── Fragment dokumentu
Jednym z zabezpieczonych przedmiotów był portfel skórzany z pieniędzmi i zdjęciem legitymacyjnym mężczyzny, portfel ten nie stanowił własności ofiary. W czasie okazania tablicy ze zdjęciami mężczyzn świadkom rozpoznali oni na ujawnionym zdjęciu mężczyznę, który wynajmował dom, oraz podawał się za mieszkańca województwa radomskiego. Jak ustalono w toku śledztwa sprawca przed wykonaniem zdjęcia do fałszywego dowodu ucharakteryzował się, doklejając wąsy oraz zmieniając długość włosów i sposób uczesania.
Po publikacji wizerunku mężczyzny napłynęły liczne informacje dotyczące rozpoznana osoby ze zdjęcia, jednakże po ich weryfikacje jednoznacznie wykluczono ich udział w dokonaniu zabójstwa. W dniu 21 września 1996 roku śledztwo zostało umorzone wobec niewykrycia sprawcy.
Po umorzeniu kontynuowane były jeszcze czynności operacyjne. Pomimo sprawdzenia każdej napływającej informacji, czynności nie doprowadziły do ustalenia sprawcy zabójstwa 37-latka.
────
── Udostępnione materiały
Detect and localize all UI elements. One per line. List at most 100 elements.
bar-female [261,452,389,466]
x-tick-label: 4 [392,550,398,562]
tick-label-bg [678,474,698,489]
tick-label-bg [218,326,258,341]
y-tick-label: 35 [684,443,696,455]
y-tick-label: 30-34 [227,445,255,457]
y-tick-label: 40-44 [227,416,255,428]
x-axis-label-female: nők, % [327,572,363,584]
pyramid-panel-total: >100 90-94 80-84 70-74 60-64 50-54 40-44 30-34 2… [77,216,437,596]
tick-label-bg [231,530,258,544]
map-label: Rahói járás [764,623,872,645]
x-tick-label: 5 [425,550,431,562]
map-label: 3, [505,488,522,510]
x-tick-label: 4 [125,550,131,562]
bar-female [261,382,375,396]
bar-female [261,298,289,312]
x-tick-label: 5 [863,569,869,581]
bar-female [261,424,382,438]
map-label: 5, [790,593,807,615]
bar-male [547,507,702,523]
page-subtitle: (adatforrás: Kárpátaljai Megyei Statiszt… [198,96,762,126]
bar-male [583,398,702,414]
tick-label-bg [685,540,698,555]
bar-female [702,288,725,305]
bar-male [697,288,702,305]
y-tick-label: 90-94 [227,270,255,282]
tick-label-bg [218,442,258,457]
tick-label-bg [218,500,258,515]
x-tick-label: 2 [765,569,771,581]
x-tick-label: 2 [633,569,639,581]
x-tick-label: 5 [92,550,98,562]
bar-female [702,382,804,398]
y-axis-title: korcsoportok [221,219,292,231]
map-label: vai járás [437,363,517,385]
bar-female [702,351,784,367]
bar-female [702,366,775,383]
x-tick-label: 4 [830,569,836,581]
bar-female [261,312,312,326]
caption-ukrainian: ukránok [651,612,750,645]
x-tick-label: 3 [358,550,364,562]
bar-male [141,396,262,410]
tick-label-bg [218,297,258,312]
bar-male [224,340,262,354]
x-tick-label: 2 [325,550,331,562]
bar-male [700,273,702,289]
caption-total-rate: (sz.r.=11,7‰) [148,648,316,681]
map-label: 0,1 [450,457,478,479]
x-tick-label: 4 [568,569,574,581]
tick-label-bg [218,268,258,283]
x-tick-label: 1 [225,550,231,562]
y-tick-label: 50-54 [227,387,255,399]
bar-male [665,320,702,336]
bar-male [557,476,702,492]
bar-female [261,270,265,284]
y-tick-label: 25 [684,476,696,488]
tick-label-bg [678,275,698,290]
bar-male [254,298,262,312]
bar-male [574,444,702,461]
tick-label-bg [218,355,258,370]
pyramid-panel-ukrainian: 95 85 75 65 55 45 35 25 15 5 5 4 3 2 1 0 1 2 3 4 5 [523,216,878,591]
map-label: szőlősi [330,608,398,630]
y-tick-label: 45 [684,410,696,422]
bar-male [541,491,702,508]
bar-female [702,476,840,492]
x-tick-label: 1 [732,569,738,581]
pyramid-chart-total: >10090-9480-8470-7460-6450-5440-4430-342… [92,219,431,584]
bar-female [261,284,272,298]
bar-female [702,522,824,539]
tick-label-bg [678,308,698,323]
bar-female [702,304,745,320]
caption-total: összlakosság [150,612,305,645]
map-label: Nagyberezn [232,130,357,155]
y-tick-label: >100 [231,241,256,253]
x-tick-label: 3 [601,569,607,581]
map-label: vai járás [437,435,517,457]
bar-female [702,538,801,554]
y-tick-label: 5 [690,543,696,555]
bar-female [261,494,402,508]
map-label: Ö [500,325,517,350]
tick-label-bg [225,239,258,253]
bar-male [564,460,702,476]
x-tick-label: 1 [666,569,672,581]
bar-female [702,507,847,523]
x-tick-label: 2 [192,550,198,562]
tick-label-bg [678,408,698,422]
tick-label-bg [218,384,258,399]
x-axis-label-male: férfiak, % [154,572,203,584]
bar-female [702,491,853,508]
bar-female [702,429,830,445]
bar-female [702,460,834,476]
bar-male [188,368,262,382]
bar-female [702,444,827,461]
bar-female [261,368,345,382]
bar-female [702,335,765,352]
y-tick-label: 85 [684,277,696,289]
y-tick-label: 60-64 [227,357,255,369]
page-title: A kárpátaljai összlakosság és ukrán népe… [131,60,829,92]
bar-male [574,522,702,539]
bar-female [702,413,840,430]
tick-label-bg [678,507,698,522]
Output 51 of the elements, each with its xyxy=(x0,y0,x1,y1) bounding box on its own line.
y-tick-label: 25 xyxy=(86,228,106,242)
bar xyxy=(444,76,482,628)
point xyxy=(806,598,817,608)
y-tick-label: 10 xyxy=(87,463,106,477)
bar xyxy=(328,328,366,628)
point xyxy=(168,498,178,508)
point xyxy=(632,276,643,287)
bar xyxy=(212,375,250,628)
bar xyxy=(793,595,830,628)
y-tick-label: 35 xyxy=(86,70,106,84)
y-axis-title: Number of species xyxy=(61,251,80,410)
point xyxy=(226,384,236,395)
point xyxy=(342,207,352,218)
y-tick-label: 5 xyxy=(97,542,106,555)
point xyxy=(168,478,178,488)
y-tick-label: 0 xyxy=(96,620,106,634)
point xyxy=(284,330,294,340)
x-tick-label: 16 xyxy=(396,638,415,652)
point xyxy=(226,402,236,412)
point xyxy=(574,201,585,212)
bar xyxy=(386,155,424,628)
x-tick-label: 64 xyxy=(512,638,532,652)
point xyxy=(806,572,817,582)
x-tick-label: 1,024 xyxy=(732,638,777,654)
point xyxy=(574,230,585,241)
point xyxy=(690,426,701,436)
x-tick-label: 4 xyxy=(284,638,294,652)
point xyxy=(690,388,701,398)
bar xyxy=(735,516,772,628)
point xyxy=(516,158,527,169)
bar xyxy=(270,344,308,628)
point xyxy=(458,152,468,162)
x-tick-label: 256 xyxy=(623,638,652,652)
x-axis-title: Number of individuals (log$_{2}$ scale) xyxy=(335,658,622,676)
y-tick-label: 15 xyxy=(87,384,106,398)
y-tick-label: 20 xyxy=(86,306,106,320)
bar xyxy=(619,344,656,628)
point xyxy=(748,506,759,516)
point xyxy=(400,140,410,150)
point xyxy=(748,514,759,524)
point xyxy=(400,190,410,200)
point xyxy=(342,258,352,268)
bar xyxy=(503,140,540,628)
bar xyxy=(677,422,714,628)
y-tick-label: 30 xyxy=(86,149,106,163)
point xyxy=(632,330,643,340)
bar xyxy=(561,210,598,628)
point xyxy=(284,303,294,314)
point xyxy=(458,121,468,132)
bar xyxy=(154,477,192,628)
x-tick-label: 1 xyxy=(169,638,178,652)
────
**Wykonaj polecenia:**
1. Wypisz z fragmentu o śledztwie w sprawie zabójstwa odcinek od „Po umorzeniu kontynuowane” aż do „sprawcy zabójstwa 37-latka.”.
2. Kiedy, według fragmentu o śledztwie w sprawie zabójstwa, umorzono śledztwo?
3. Kontynuuj fragment o śledztwie w sprawie zabójstwa, zaczynając od miejsca, w którym tekst się kończy.

**Odpowiedzi:**
1.
Po umorzeniu kontynuowane były jeszcze czynności operacyjne. Pomimo sprawdzenia każdej napływającej informacji, czynności nie doprowadziły do ustalenia sprawcy zabójstwa 37-latka.

2. Śledztwo umorzono 21 września 1996 roku.

3.
Ponowne śledztwo
Po latach do sprawy powrócili policjanci z lubelskiego Archiwum X. Ponownie zweryfikowali wszystkie wątki.
We współpracy z ekspertami z Laboratorium Kryminalistycznego KWP w Lublinie oraz Biura Ekspertyz Sadowych w Krakowie wykonali szereg nowoczesnych badań kryminalistycznych w tym, badania genetyczne, daktyloskopijne, dokonano progresji wiekowej osoby widniejącej na fotografii, wykonano badania fonoskopijne, antroposkopijne oraz grafologiczne. W czynnościach wykrywaczach brali również udział policjanci z Wydziału Wywiadu Kryminalnego KWP w Gdańsku - wymienia nadkom. Andrzej Fijołek.
W ramach współpracy międzynarodowej, we współpracy w policjantami z Wydziału Wywiadu Kryminalnego KWP w Lublinie dokonano licznych ustaleń w kilkudziesięciu krajach. Wykonane czynności dały pozytywny efekt.
W tym przypadku nie potwierdziła się niepisana zasada, że sprawca zabójstwa jest w pierwszym tomie akt, jak się okazało, wytypowana osoba nigdy nie przewijała się w tym postępowaniu.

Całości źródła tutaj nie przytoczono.